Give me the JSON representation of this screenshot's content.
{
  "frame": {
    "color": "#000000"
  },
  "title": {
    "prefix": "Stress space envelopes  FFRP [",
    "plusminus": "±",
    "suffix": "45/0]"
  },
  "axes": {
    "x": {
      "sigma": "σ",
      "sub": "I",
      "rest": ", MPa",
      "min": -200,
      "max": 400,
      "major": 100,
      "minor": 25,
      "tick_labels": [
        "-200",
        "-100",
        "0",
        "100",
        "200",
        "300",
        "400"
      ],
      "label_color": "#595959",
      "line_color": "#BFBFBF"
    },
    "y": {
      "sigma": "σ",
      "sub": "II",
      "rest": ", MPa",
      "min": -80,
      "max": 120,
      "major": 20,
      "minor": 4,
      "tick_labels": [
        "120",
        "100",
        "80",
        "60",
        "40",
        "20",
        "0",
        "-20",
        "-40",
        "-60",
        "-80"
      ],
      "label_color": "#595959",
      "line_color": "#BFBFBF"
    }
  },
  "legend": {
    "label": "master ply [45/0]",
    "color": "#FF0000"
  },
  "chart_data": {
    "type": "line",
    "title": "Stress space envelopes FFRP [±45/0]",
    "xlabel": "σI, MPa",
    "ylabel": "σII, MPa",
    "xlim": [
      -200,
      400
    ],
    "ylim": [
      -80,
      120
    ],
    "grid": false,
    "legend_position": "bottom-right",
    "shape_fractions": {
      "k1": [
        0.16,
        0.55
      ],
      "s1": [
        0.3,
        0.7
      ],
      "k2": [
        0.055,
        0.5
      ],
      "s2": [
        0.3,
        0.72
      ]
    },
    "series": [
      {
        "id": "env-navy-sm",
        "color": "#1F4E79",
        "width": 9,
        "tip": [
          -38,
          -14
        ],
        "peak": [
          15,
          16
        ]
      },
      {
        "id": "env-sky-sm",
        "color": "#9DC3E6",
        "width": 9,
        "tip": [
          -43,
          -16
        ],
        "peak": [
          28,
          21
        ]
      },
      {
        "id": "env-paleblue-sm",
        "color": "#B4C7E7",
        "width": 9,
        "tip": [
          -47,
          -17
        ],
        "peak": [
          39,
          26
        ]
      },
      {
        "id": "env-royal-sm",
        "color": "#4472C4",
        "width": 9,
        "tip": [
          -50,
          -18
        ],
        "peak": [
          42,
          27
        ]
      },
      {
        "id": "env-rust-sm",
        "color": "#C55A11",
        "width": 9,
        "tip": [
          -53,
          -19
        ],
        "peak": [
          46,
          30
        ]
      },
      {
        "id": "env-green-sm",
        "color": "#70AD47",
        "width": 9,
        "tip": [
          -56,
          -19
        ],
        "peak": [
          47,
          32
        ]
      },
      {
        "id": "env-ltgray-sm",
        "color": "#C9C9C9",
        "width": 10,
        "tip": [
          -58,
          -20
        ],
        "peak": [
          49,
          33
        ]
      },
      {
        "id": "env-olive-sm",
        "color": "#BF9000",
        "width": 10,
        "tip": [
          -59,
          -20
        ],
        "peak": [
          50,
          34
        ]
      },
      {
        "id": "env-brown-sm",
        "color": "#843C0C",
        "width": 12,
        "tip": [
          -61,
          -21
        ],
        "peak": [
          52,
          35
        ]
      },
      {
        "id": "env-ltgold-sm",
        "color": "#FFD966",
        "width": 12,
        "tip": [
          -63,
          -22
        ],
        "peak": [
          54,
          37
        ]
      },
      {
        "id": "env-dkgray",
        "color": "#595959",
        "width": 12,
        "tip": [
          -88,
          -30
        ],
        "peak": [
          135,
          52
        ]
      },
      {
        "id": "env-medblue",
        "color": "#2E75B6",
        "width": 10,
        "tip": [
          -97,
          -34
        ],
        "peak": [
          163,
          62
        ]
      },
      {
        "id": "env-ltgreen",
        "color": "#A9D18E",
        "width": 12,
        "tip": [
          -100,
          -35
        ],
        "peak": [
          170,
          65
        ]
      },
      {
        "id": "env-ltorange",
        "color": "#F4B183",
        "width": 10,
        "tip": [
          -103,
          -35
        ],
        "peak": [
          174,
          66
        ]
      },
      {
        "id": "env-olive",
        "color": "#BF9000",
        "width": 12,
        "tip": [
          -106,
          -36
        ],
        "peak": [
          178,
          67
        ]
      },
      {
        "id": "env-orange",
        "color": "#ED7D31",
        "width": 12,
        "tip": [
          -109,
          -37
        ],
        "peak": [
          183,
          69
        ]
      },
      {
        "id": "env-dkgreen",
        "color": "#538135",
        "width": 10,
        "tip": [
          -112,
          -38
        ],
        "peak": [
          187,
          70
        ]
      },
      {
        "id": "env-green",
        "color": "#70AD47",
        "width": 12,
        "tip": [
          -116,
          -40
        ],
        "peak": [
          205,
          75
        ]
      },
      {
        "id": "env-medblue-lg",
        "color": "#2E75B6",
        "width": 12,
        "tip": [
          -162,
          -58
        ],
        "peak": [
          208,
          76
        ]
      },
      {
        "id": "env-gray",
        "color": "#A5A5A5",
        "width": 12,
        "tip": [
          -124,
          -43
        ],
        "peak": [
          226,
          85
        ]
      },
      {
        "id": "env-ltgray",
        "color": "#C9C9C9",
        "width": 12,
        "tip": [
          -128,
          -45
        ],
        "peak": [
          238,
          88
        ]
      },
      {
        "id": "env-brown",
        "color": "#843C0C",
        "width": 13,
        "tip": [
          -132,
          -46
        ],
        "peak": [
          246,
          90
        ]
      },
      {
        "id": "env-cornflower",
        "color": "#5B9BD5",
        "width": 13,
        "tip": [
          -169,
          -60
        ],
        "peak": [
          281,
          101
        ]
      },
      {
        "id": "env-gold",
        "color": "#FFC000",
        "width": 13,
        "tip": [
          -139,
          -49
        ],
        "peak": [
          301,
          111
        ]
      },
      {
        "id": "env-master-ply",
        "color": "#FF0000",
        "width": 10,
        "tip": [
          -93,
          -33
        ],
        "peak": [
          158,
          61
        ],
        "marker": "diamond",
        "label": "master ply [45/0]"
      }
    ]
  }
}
• • • • •
> **EXERCISE OBJECTIVE**:
Your task is to repeat the data exactly, with nothing left out.

> **SOLUTION BELOW**:
Give me the JSON representation of this screenshot's content.
{
  "frame": {
    "color": "#000000"
  },
  "title": {
    "prefix": "Stress space envelopes  FFRP [",
    "plusminus": "±",
    "suffix": "45/0]"
  },
  "axes": {
    "x": {
      "sigma": "σ",
      "sub": "I",
      "rest": ", MPa",
      "min": -200,
      "max": 400,
      "major": 100,
      "minor": 25,
      "tick_labels": [
        "-200",
        "-100",
        "0",
        "100",
        "200",
        "300",
        "400"
      ],
      "label_color": "#595959",
      "line_color": "#BFBFBF"
    },
    "y": {
      "sigma": "σ",
      "sub": "II",
      "rest": ", MPa",
      "min": -80,
      "max": 120,
      "major": 20,
      "minor": 4,
      "tick_labels": [
        "120",
        "100",
        "80",
        "60",
        "40",
        "20",
        "0",
        "-20",
        "-40",
        "-60",
        "-80"
      ],
      "label_color": "#595959",
      "line_color": "#BFBFBF"
    }
  },
  "legend": {
    "label": "master ply [45/0]",
    "color": "#FF0000"
  },
  "chart_data": {
    "type": "line",
    "title": "Stress space envelopes FFRP [±45/0]",
    "xlabel": "σI, MPa",
    "ylabel": "σII, MPa",
    "xlim": [
      -200,
      400
    ],
    "ylim": [
      -80,
      120
    ],
    "grid": false,
    "legend_position": "bottom-right",
    "shape_fractions": {
      "k1": [
        0.16,
        0.55
      ],
      "s1": [
        0.3,
        0.7
      ],
      "k2": [
        0.055,
        0.5
      ],
      "s2": [
        0.3,
        0.72
      ]
    },
    "series": [
      {
        "id": "env-navy-sm",
        "color": "#1F4E79",
        "width": 9,
        "tip": [
          -38,
          -14
        ],
        "peak": [
          15,
          16
        ]
      },
      {
        "id": "env-sky-sm",
        "color": "#9DC3E6",
        "width": 9,
        "tip": [
          -43,
          -16
        ],
        "peak": [
          28,
          21
        ]
      },
      {
        "id": "env-paleblue-sm",
        "color": "#B4C7E7",
        "width": 9,
        "tip": [
          -47,
          -17
        ],
        "peak": [
          39,
          26
        ]
      },
      {
        "id": "env-royal-sm",
        "color": "#4472C4",
        "width": 9,
        "tip": [
          -50,
          -18
        ],
        "peak": [
          42,
          27
        ]
      },
      {
        "id": "env-rust-sm",
        "color": "#C55A11",
        "width": 9,
        "tip": [
          -53,
          -19
        ],
        "peak": [
          46,
          30
        ]
      },
      {
        "id": "env-green-sm",
        "color": "#70AD47",
        "width": 9,
        "tip": [
          -56,
          -19
        ],
        "peak": [
          47,
          32
        ]
      },
      {
        "id": "env-ltgray-sm",
        "color": "#C9C9C9",
        "width": 10,
        "tip": [
          -58,
          -20
        ],
        "peak": [
          49,
          33
        ]
      },
      {
        "id": "env-olive-sm",
        "color": "#BF9000",
        "width": 10,
        "tip": [
          -59,
          -20
        ],
        "peak": [
          50,
          34
        ]
      },
      {
        "id": "env-brown-sm",
        "color": "#843C0C",
        "width": 12,
        "tip": [
          -61,
          -21
        ],
        "peak": [
          52,
          35
        ]
      },
      {
        "id": "env-ltgold-sm",
        "color": "#FFD966",
        "width": 12,
        "tip": [
          -63,
          -22
        ],
        "peak": [
          54,
          37
        ]
      },
      {
        "id": "env-dkgray",
        "color": "#595959",
        "width": 12,
        "tip": [
          -88,
          -30
        ],
        "peak": [
          135,
          52
        ]
      },
      {
        "id": "env-medblue",
        "color": "#2E75B6",
        "width": 10,
        "tip": [
          -97,
          -34
        ],
        "peak": [
          163,
          62
        ]
      },
      {
        "id": "env-ltgreen",
        "color": "#A9D18E",
        "width": 12,
        "tip": [
          -100,
          -35
        ],
        "peak": [
          170,
          65
        ]
      },
      {
        "id": "env-ltorange",
        "color": "#F4B183",
        "width": 10,
        "tip": [
          -103,
          -35
        ],
        "peak": [
          174,
          66
        ]
      },
      {
        "id": "env-olive",
        "color": "#BF9000",
        "width": 12,
        "tip": [
          -106,
          -36
        ],
        "peak": [
          178,
          67
        ]
      },
      {
        "id": "env-orange",
        "color": "#ED7D31",
        "width": 12,
        "tip": [
          -109,
          -37
        ],
        "peak": [
          183,
          69
        ]
      },
      {
        "id": "env-dkgreen",
        "color": "#538135",
        "width": 10,
        "tip": [
          -112,
          -38
        ],
        "peak": [
          187,
          70
        ]
      },
      {
        "id": "env-green",
        "color": "#70AD47",
        "width": 12,
        "tip": [
          -116,
          -40
        ],
        "peak": [
          205,
          75
        ]
      },
      {
        "id": "env-medblue-lg",
        "color": "#2E75B6",
        "width": 12,
        "tip": [
          -162,
          -58
        ],
        "peak": [
          208,
          76
        ]
      },
      {
        "id": "env-gray",
        "color": "#A5A5A5",
        "width": 12,
        "tip": [
          -124,
          -43
        ],
        "peak": [
          226,
          85
        ]
      },
      {
        "id": "env-ltgray",
        "color": "#C9C9C9",
        "width": 12,
        "tip": [
          -128,
          -45
        ],
        "peak": [
          238,
          88
        ]
      },
      {
        "id": "env-brown",
        "color": "#843C0C",
        "width": 13,
        "tip": [
          -132,
          -46
        ],
        "peak": [
          246,
          90
        ]
      },
      {
        "id": "env-cornflower",
        "color": "#5B9BD5",
        "width": 13,
        "tip": [
          -169,
          -60
        ],
        "peak": [
          281,
          101
        ]
      },
      {
        "id": "env-gold",
        "color": "#FFC000",
        "width": 13,
        "tip": [
          -139,
          -49
        ],
        "peak": [
          301,
          111
        ]
      },
      {
        "id": "env-master-ply",
        "color": "#FF0000",
        "width": 10,
        "tip": [
          -93,
          -33
        ],
        "peak": [
          158,
          61
        ],
        "marker": "diamond",
        "label": "master ply [45/0]"
      }
    ]
  }
}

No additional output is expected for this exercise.